### Work to do
Within the listing below, locate all lines containing the word "ffffff". Copy each one.

___ Recorded information

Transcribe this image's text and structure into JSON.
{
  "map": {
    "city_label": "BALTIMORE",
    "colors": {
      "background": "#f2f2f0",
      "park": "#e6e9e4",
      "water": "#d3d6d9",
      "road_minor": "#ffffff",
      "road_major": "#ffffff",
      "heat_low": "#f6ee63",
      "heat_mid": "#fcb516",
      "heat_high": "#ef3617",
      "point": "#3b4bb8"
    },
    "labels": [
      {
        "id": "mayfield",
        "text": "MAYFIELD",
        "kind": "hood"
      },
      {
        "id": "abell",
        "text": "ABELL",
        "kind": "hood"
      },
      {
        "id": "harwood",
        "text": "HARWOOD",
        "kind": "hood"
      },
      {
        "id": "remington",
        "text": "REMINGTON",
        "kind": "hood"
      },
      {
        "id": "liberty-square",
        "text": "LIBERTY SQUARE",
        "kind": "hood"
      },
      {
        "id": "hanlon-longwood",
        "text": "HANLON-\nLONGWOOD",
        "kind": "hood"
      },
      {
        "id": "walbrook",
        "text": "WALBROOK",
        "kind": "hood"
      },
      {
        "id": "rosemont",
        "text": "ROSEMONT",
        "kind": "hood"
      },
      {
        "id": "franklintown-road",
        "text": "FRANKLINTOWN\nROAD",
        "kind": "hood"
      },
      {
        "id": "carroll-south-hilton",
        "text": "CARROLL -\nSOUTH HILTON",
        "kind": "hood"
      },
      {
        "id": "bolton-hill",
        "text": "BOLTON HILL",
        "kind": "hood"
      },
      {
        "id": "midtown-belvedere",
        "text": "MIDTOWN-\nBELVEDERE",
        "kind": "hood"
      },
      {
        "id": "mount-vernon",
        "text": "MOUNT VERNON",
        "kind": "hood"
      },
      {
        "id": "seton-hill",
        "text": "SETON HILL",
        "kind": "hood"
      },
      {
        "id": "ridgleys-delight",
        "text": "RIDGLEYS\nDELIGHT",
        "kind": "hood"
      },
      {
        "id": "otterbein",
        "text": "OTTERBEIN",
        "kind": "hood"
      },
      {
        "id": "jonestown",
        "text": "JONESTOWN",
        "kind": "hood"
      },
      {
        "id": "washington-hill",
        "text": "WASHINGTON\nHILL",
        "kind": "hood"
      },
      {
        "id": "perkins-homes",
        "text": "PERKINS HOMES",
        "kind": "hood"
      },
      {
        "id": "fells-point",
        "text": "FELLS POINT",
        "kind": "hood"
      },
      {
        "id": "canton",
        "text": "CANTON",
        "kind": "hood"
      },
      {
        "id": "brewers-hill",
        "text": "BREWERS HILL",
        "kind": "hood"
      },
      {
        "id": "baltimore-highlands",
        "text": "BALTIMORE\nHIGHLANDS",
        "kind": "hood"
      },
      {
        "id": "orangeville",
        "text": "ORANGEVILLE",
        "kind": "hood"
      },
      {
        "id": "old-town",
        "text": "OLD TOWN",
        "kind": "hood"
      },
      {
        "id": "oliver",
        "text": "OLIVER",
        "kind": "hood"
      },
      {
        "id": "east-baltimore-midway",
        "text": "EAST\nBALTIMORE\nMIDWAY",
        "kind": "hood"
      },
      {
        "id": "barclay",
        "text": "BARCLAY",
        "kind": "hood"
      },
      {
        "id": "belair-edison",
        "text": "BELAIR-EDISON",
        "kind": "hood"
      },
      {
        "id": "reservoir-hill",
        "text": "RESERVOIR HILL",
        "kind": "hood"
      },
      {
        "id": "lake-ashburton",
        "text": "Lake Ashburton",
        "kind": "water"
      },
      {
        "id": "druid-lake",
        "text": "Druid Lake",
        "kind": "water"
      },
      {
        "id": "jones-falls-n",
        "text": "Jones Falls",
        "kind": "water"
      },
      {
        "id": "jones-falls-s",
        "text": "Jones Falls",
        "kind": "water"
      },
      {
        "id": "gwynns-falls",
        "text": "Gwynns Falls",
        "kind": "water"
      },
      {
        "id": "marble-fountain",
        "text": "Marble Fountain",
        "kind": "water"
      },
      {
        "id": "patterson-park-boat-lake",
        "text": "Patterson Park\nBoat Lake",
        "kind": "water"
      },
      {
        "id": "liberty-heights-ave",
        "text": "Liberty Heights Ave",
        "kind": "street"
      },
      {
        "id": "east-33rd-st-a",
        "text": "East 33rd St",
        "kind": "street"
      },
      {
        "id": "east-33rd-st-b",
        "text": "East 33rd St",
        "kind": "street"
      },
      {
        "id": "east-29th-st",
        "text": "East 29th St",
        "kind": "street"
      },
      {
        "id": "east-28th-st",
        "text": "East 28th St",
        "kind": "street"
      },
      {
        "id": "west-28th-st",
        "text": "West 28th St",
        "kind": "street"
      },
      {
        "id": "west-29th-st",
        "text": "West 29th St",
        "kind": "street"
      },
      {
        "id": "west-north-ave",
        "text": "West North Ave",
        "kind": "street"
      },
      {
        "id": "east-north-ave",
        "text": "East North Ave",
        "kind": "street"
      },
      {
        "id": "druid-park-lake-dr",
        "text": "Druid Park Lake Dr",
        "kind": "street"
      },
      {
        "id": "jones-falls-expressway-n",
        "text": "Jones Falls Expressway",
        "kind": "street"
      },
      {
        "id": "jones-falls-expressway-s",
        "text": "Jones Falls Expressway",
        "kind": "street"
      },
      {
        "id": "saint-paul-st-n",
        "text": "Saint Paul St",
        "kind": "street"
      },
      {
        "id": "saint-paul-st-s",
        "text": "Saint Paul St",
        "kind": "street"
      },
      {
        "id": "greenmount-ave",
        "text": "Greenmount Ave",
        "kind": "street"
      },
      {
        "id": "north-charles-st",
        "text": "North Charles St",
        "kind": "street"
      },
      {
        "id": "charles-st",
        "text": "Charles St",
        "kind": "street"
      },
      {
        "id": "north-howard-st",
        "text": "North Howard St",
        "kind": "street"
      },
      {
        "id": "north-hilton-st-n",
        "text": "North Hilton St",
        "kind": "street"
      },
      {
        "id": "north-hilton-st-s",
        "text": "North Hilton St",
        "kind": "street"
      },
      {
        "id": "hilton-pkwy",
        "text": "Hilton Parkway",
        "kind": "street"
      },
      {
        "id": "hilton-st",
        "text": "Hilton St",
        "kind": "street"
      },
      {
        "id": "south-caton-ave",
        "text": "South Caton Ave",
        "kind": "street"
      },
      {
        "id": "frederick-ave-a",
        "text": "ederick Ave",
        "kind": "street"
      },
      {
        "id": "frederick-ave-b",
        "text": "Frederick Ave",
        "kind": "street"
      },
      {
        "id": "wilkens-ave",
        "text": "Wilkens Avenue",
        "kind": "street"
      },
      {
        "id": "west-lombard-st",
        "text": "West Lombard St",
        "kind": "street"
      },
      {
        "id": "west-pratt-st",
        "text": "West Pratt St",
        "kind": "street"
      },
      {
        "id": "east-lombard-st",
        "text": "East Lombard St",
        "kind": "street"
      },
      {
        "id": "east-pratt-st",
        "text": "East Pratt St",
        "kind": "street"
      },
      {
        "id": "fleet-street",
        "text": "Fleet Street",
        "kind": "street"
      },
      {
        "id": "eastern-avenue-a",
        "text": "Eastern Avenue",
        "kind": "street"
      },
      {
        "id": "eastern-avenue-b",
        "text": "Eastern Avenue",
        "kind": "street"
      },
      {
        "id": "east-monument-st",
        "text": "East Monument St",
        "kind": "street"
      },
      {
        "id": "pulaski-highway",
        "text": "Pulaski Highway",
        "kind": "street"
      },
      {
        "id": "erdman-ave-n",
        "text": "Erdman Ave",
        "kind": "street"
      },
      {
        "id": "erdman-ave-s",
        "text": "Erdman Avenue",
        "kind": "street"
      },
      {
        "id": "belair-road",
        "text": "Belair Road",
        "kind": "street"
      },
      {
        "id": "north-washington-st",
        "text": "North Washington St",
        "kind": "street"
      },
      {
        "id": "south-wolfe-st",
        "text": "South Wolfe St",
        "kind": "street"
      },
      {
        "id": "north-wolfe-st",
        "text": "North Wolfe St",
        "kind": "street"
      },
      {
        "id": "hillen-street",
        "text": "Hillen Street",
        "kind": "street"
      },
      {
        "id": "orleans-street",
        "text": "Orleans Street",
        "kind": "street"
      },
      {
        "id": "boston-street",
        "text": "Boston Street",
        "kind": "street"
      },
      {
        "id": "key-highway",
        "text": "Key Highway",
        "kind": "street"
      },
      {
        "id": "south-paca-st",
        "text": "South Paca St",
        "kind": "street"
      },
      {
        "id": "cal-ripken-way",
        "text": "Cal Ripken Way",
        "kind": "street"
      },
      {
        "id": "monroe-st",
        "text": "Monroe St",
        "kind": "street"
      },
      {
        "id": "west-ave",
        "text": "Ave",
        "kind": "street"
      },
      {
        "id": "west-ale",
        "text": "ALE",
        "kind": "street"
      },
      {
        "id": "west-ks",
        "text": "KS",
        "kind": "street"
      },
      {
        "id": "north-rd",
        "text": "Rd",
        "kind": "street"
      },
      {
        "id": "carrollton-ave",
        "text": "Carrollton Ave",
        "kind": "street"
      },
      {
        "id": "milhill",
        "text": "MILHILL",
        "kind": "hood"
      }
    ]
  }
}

______

### Result
      "road_minor": "#ffffff",
      "road_major": "#ffffff",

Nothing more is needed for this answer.